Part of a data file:
_____

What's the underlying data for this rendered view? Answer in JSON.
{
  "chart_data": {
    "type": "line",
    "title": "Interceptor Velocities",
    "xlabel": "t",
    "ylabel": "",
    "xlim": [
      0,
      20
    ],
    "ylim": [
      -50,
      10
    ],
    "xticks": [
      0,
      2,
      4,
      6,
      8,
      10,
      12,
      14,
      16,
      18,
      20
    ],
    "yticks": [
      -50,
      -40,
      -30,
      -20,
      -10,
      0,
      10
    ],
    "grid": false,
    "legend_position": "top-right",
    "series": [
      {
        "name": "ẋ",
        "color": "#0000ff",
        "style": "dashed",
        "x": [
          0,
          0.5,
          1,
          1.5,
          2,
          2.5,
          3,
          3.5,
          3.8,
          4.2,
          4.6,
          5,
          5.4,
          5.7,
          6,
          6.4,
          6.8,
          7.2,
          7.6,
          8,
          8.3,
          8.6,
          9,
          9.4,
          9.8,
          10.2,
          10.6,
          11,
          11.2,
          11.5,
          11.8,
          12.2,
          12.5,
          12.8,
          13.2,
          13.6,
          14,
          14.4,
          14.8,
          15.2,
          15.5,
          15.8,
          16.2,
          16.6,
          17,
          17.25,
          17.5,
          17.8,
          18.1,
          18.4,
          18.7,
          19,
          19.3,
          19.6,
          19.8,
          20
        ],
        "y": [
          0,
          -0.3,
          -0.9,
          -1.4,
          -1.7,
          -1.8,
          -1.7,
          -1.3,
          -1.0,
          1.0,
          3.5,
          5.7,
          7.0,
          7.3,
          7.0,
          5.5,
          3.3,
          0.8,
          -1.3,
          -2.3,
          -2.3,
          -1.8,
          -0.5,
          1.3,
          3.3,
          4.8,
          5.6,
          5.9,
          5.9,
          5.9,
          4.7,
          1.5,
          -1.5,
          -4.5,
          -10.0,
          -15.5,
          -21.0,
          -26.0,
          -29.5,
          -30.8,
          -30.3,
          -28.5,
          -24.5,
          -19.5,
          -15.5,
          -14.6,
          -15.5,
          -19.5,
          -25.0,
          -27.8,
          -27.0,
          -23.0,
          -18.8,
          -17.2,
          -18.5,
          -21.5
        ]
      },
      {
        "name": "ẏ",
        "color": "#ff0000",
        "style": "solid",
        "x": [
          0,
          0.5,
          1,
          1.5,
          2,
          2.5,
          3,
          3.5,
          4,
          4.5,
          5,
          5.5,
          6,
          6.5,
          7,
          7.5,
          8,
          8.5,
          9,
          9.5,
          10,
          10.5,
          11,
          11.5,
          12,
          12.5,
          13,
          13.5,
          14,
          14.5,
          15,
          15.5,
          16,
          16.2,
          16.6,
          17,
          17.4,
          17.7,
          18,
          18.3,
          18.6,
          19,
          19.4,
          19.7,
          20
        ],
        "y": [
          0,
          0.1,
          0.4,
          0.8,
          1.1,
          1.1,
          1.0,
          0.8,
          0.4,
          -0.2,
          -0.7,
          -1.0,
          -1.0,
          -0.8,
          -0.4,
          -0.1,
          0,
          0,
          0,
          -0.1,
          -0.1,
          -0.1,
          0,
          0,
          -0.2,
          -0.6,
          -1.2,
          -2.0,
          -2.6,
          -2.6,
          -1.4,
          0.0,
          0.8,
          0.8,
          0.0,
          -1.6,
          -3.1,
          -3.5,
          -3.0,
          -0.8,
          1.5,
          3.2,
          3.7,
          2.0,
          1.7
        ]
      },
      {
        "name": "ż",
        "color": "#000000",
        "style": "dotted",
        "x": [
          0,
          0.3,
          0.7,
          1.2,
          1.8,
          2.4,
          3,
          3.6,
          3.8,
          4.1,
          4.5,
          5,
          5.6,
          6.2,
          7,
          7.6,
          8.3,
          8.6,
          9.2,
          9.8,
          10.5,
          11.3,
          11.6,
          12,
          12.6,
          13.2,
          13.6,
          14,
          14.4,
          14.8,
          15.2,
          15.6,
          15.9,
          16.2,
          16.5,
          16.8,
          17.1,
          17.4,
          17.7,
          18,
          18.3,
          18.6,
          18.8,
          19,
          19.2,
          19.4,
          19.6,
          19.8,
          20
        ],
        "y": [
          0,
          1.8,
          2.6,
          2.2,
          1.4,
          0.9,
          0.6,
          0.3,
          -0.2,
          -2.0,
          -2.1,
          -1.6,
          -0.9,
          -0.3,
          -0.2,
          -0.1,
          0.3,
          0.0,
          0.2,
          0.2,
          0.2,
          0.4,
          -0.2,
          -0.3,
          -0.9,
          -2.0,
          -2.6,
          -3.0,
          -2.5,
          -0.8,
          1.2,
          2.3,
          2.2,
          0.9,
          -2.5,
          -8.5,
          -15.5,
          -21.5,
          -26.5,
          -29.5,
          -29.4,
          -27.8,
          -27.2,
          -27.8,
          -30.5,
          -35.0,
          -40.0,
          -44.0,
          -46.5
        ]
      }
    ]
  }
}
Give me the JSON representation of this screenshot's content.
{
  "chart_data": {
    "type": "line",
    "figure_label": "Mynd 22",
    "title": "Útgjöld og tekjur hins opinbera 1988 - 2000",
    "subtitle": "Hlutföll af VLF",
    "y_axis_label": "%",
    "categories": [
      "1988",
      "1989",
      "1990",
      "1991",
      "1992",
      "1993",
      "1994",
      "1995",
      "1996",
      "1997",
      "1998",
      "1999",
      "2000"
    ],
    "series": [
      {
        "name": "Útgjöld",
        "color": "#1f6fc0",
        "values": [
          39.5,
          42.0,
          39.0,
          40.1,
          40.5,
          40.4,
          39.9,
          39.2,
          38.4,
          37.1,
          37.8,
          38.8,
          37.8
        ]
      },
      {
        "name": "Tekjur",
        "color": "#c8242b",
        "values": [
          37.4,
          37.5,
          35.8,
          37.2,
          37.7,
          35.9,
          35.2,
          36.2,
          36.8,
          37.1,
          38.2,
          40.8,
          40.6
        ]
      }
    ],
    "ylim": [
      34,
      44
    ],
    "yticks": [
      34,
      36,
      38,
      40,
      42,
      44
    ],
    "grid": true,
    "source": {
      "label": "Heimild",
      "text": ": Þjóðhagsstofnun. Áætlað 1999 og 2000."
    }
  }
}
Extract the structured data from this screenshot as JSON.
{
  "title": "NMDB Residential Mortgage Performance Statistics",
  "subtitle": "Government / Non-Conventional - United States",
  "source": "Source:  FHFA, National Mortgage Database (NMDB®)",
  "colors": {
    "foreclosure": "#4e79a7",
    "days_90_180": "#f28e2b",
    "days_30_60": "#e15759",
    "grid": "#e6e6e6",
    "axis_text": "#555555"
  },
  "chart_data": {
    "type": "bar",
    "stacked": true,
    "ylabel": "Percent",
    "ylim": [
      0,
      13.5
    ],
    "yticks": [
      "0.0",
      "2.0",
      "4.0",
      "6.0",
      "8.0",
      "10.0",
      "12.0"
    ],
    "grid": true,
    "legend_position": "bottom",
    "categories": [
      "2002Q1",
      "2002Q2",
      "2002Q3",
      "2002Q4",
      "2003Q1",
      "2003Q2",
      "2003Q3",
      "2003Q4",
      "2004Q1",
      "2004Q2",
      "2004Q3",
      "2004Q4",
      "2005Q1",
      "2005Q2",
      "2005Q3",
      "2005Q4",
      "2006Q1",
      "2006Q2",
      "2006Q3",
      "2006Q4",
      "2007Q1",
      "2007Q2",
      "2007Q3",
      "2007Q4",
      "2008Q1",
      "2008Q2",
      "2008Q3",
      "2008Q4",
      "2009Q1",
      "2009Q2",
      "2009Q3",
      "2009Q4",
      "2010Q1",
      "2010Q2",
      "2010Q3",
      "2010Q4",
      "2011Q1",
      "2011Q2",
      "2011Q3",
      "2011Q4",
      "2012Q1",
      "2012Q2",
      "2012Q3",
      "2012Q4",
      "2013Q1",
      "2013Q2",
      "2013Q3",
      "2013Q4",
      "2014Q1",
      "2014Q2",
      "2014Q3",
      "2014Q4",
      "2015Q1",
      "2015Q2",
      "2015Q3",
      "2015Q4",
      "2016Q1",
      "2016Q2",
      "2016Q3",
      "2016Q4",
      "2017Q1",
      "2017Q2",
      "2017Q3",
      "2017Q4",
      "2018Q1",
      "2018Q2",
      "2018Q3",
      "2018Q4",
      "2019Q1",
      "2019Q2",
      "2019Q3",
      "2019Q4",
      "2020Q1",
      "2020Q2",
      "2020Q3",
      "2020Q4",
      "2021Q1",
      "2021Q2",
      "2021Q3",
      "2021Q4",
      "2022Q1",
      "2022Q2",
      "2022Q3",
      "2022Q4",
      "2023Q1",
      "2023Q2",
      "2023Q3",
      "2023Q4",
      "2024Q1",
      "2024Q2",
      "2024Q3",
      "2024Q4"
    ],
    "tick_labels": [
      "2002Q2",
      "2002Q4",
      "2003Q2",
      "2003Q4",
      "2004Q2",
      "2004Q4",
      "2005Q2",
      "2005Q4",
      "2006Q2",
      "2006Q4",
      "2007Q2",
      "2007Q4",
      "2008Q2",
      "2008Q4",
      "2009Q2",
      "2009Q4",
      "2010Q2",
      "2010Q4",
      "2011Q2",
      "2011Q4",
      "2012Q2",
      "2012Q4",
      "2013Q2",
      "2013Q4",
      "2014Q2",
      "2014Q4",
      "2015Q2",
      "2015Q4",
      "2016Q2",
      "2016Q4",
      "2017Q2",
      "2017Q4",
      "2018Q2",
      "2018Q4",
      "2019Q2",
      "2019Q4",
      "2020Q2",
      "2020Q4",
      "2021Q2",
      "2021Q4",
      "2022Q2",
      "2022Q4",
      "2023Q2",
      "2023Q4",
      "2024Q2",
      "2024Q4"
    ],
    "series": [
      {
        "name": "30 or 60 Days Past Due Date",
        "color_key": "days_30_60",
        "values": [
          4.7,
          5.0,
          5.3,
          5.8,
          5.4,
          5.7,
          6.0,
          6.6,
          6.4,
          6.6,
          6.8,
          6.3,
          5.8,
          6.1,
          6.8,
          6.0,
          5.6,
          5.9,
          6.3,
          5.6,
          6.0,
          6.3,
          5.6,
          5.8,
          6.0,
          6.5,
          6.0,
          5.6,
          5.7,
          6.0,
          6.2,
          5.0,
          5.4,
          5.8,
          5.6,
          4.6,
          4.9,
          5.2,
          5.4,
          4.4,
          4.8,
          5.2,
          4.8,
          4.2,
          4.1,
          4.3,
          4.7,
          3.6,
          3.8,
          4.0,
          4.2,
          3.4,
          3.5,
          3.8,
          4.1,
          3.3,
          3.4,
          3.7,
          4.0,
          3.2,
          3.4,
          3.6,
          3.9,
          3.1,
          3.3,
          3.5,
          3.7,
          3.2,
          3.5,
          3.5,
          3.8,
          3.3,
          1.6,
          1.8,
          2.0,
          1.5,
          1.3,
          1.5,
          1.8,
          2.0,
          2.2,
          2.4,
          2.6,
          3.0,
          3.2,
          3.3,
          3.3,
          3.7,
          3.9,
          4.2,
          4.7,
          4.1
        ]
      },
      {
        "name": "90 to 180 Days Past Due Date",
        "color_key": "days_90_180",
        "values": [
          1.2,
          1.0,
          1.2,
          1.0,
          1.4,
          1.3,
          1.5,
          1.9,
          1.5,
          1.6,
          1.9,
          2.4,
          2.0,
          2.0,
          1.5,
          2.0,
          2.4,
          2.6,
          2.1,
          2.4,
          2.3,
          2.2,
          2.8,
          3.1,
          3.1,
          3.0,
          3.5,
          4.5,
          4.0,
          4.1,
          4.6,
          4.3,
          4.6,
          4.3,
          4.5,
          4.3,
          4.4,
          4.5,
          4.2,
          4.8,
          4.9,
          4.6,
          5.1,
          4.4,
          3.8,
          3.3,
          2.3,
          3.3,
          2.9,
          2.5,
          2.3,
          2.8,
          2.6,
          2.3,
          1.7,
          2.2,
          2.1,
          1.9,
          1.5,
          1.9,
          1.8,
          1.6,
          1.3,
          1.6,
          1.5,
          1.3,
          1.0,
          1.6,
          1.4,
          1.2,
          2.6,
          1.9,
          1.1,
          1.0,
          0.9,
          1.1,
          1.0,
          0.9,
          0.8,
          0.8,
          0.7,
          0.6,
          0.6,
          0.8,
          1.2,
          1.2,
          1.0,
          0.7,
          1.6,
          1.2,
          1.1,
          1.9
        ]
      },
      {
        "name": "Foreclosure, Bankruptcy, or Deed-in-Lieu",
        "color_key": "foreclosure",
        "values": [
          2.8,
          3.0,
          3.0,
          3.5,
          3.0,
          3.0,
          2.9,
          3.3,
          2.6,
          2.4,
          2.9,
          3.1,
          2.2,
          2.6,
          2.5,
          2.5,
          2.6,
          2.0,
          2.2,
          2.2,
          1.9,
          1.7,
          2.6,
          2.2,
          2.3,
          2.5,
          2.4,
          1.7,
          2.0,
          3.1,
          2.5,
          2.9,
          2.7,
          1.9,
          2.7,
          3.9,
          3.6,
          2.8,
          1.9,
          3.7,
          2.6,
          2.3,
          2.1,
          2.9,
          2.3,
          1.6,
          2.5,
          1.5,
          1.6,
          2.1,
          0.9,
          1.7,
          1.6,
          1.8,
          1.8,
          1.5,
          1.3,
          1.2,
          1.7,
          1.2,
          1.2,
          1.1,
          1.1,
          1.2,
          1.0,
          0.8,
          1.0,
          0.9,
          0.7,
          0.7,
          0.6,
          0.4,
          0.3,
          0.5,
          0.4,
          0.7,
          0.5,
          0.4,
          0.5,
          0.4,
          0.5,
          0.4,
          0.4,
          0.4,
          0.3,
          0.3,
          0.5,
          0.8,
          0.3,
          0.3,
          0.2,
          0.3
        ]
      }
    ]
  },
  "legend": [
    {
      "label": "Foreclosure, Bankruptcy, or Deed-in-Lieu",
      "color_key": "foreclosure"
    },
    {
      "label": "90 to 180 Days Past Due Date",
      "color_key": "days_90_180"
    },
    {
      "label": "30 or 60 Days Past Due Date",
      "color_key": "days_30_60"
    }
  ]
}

_____

Among the entries above, how many lines include the word "Date"? Reply with the number only.

4